- _EXERCISE TASK_:
Wherever the word "междоузлия" turns up in a line of the entries, copy that line.

Data listing:
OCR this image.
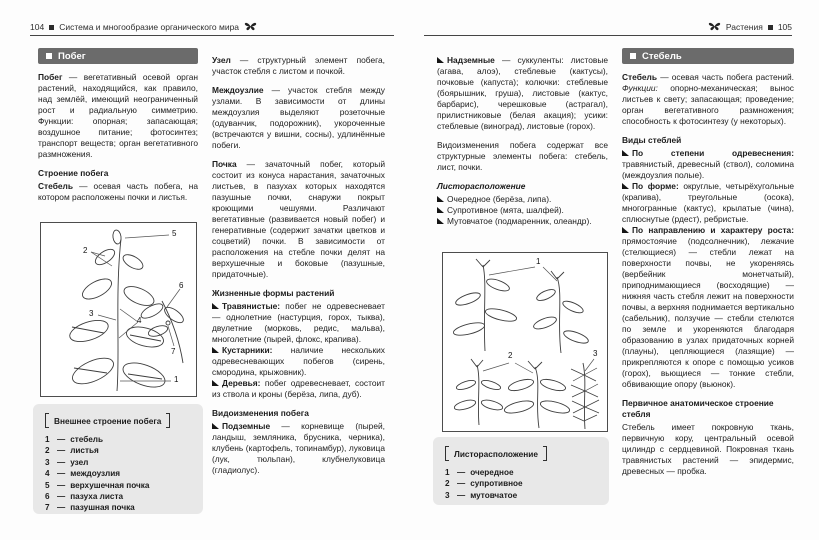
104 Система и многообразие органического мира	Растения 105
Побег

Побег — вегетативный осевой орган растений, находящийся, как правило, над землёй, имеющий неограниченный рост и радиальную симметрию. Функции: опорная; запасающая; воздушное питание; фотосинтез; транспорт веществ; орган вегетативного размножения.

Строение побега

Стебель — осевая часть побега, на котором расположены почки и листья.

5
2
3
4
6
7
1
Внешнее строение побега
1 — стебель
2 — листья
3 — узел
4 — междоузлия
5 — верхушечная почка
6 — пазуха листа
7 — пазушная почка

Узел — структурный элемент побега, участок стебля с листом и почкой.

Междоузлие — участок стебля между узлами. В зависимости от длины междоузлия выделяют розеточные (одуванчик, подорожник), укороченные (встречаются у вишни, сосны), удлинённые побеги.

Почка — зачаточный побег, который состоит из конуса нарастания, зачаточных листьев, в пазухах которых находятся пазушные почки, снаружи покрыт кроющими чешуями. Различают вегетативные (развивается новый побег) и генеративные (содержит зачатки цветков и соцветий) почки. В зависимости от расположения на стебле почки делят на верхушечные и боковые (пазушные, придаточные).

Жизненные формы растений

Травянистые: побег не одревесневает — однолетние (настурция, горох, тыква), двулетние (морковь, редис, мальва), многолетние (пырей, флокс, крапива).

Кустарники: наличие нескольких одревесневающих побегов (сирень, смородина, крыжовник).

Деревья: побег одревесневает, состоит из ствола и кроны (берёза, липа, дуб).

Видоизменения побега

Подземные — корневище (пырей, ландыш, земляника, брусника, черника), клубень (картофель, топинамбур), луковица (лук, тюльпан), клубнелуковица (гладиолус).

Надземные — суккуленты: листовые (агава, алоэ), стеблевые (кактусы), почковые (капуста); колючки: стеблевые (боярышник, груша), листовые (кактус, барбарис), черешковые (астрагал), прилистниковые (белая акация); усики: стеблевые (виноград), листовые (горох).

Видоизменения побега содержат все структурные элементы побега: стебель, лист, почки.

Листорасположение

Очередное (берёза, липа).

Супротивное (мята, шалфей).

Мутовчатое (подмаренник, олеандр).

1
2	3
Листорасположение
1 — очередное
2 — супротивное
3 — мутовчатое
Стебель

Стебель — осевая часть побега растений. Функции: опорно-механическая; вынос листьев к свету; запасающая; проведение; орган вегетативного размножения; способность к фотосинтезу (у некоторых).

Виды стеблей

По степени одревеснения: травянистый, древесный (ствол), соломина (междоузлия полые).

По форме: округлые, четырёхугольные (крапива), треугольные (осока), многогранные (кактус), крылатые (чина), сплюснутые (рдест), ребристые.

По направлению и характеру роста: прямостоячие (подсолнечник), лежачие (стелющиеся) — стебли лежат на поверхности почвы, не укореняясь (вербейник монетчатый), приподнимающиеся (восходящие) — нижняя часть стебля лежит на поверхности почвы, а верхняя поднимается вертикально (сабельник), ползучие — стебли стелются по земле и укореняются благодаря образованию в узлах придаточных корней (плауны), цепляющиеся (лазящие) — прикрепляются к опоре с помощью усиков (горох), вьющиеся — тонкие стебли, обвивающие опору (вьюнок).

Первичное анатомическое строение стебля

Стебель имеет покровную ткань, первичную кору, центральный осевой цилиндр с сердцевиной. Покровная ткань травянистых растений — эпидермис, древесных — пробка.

- _REPLY_:
4 — междоузлия
Междоузлие — участок стебля между узлами. В зависимости от длины междоузлия выделяют розеточные (одуванчик, подорожник), укороченные (встречаются у вишни, сосны), удлинённые побеги.
По степени одревеснения: травянистый, древесный (ствол), соломина (междоузлия полые).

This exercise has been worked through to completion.